EXERCISE REQUIREMENTS: Identify all lines below that hold "like" and collect them.

SOURCE DATA:
-*-
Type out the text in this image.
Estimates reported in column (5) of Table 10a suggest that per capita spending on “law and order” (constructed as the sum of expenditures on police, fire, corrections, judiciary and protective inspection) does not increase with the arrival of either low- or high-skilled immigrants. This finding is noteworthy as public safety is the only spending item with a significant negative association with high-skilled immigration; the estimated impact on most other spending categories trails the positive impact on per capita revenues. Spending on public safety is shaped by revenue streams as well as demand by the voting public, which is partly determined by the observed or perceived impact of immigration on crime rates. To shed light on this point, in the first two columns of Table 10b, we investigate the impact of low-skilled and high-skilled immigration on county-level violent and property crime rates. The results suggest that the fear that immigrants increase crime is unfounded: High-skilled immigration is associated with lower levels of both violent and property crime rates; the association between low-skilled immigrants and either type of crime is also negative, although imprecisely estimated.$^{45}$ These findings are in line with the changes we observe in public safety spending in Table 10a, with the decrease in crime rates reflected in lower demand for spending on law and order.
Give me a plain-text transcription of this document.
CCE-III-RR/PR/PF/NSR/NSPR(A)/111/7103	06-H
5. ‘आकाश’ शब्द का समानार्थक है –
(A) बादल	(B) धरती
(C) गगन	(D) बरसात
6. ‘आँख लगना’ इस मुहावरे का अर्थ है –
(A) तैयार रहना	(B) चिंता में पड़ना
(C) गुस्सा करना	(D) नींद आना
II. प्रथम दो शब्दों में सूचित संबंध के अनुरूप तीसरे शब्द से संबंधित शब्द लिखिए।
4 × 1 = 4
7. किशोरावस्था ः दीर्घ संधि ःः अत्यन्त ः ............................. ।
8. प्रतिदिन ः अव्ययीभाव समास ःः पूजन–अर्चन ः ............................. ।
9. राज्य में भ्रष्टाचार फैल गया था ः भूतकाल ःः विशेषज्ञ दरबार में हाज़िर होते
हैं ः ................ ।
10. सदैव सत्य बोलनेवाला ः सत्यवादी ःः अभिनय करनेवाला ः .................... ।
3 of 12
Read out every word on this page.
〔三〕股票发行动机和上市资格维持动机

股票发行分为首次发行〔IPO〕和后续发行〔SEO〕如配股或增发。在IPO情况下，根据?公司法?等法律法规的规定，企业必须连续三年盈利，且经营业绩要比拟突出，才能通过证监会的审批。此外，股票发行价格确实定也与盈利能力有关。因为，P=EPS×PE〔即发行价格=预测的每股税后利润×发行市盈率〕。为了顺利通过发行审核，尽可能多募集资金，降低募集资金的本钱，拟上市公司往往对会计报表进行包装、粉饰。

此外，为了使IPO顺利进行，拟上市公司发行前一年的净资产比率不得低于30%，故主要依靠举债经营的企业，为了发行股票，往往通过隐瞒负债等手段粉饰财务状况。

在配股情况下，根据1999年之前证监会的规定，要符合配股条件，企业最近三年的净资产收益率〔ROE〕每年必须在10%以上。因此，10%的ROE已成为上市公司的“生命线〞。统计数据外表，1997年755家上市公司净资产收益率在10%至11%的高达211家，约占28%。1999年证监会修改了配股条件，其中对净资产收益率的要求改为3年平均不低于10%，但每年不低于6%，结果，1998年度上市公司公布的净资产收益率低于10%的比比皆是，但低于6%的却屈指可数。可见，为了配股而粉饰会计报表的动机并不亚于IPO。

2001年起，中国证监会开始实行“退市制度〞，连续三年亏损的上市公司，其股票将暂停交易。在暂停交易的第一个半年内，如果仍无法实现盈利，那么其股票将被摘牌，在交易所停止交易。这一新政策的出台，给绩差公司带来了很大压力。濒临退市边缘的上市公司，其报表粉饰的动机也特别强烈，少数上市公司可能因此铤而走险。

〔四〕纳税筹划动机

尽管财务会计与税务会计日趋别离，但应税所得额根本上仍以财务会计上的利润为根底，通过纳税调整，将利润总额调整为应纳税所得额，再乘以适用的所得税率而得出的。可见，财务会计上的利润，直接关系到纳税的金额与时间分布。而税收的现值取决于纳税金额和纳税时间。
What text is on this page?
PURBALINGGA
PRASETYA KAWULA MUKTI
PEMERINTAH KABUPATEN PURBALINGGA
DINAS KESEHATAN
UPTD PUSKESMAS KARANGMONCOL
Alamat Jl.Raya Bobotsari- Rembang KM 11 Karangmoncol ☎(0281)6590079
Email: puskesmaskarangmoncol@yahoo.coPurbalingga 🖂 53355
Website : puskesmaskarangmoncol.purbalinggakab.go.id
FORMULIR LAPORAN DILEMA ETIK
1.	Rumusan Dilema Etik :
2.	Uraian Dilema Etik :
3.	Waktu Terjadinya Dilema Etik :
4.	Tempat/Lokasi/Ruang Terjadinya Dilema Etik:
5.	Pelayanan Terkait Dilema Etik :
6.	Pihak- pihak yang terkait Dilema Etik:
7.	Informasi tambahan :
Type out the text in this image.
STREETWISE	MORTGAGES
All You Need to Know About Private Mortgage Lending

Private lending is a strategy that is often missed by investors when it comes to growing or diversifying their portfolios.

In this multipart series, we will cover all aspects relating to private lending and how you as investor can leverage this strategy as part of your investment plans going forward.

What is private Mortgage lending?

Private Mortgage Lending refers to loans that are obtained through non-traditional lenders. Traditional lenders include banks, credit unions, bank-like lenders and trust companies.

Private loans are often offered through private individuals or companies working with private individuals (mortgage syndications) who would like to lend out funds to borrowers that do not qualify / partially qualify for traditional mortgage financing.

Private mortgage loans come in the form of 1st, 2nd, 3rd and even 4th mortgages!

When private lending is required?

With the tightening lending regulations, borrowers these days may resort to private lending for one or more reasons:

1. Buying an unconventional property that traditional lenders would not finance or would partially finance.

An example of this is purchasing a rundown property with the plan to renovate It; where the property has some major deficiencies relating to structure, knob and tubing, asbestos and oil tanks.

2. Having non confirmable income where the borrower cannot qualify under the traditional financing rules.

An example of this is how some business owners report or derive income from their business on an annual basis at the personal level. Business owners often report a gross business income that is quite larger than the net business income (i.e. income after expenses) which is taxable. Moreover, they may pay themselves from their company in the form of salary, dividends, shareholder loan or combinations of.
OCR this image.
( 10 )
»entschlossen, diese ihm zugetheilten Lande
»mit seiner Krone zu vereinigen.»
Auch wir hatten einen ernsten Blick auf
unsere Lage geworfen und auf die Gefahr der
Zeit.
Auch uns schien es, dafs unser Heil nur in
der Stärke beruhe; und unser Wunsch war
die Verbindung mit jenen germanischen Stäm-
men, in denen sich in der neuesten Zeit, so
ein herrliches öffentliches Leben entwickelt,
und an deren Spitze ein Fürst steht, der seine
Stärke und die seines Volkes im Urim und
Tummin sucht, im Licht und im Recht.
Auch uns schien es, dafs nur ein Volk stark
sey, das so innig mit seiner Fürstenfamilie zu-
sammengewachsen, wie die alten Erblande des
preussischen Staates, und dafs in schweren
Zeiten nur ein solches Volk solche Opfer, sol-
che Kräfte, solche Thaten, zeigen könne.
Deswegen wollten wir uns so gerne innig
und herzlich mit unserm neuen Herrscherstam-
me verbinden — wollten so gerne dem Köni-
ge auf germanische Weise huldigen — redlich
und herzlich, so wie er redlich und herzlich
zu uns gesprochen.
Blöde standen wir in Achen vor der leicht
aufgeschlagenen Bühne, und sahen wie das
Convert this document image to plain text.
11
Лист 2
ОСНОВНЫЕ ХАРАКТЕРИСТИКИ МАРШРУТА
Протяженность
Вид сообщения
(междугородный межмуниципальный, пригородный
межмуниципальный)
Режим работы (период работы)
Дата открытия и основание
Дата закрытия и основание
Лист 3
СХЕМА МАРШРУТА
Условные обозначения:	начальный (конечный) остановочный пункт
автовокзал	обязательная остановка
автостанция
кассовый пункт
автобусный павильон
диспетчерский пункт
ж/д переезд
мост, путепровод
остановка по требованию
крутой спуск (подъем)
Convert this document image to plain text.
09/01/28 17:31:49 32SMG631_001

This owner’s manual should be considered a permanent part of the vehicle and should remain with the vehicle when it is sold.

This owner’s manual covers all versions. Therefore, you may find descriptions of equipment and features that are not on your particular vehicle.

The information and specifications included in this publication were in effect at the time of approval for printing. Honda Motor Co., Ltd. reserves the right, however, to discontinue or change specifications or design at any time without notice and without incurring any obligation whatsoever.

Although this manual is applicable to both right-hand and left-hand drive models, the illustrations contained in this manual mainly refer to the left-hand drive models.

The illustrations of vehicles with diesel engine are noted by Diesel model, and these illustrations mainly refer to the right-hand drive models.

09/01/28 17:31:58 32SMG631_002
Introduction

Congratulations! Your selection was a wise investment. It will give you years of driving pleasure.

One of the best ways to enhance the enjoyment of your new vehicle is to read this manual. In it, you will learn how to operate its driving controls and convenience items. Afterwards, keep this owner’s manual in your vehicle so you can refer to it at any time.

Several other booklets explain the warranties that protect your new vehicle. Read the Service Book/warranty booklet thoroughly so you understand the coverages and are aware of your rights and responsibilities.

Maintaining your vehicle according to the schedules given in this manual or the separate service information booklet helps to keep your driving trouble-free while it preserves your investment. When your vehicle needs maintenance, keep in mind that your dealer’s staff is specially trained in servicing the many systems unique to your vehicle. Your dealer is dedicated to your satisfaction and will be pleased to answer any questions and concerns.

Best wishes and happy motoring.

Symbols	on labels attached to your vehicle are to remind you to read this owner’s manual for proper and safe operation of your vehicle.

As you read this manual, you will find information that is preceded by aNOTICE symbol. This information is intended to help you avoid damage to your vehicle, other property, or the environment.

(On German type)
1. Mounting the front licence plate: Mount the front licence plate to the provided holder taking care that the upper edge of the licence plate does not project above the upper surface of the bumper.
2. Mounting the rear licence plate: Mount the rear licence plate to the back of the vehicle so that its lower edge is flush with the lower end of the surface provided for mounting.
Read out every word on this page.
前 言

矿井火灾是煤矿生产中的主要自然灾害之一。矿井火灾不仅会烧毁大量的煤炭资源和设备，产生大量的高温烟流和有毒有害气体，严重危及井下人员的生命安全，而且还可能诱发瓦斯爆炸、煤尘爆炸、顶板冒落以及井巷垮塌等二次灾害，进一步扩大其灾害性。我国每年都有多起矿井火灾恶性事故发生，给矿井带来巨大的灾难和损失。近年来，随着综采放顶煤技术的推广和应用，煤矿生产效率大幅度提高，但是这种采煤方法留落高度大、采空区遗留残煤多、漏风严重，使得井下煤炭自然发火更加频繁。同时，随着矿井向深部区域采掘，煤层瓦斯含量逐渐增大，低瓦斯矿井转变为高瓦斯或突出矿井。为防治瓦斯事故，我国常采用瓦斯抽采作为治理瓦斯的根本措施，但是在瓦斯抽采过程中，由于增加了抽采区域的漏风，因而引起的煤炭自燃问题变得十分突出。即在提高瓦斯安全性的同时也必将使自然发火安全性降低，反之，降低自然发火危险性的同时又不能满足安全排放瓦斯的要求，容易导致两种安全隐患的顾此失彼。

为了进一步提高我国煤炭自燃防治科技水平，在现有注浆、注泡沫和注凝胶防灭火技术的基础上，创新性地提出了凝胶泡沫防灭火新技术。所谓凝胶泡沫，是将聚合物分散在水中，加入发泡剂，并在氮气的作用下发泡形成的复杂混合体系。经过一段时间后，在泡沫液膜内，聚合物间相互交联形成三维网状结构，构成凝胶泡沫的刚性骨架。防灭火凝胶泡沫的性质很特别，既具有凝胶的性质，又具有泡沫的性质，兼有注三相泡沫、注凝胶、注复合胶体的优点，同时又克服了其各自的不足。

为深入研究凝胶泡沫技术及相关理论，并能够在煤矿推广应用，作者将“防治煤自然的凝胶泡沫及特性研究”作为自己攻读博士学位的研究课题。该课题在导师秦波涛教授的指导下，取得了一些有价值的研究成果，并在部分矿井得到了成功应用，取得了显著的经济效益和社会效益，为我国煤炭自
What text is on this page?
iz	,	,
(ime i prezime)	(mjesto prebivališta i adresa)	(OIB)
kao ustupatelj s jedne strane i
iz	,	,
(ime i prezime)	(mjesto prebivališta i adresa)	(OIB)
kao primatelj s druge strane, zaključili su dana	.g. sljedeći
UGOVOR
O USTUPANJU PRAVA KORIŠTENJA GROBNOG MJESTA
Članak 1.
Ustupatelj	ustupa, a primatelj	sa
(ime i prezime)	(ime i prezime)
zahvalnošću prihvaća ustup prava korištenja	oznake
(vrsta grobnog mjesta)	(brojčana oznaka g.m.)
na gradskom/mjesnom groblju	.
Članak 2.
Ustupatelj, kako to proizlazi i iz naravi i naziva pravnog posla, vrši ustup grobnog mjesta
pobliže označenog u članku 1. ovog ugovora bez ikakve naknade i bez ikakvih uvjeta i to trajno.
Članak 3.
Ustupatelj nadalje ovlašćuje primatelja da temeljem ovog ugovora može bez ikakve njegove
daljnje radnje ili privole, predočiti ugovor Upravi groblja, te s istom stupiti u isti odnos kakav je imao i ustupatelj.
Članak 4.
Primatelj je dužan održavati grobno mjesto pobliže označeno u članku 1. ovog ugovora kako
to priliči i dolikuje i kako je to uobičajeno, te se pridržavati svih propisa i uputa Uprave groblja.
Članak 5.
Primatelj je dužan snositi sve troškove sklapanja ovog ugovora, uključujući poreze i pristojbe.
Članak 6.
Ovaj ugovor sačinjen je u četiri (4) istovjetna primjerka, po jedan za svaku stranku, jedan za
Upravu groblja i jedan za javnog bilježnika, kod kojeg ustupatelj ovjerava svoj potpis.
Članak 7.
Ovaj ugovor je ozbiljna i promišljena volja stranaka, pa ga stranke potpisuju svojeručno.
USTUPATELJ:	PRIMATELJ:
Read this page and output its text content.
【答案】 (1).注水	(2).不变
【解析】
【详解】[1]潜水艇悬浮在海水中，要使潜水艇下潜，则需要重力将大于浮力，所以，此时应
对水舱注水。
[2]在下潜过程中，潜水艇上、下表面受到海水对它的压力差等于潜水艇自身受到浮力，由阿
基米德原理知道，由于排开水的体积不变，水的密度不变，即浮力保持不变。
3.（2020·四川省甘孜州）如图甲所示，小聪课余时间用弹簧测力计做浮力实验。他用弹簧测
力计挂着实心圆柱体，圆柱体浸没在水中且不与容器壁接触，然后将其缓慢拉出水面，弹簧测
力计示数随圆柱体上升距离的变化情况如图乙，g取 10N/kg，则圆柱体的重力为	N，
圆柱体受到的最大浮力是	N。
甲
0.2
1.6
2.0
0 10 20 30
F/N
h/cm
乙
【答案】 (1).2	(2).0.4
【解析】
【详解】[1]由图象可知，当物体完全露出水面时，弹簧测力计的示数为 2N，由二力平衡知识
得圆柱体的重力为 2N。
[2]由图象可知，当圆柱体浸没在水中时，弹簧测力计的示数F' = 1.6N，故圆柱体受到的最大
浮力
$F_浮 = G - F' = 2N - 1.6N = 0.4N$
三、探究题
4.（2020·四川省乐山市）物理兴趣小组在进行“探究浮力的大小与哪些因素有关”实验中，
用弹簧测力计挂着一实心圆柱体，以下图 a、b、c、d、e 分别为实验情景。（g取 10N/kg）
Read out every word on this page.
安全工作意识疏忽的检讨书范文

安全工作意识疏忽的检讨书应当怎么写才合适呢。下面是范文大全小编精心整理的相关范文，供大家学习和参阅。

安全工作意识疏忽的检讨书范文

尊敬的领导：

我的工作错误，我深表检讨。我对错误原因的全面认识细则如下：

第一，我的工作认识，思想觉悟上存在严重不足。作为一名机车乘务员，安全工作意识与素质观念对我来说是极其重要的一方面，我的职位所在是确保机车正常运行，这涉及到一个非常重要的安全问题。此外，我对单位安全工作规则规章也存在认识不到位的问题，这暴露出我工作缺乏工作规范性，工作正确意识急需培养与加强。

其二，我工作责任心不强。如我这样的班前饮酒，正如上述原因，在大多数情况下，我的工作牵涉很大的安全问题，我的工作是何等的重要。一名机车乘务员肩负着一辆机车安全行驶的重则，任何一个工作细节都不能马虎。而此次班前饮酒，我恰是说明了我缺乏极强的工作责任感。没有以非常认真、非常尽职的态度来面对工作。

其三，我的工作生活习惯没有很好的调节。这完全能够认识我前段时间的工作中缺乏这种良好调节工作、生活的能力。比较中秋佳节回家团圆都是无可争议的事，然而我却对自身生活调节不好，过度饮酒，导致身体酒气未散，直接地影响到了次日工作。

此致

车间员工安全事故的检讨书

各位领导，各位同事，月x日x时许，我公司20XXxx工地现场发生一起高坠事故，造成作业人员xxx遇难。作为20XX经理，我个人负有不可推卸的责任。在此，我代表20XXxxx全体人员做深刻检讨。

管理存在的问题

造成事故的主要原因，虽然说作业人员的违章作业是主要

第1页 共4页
-*-
ANSWER BELOW:
Private Mortgage Lending refers to loans that are obtained through non-traditional lenders. Traditional lenders include banks, credit unions, bank-like lenders and trust companies.
Private loans are often offered through private individuals or companies working with private individuals (mortgage syndications) who would like to lend out funds to borrowers that do not qualify / partially qualify for traditional mortgage financing.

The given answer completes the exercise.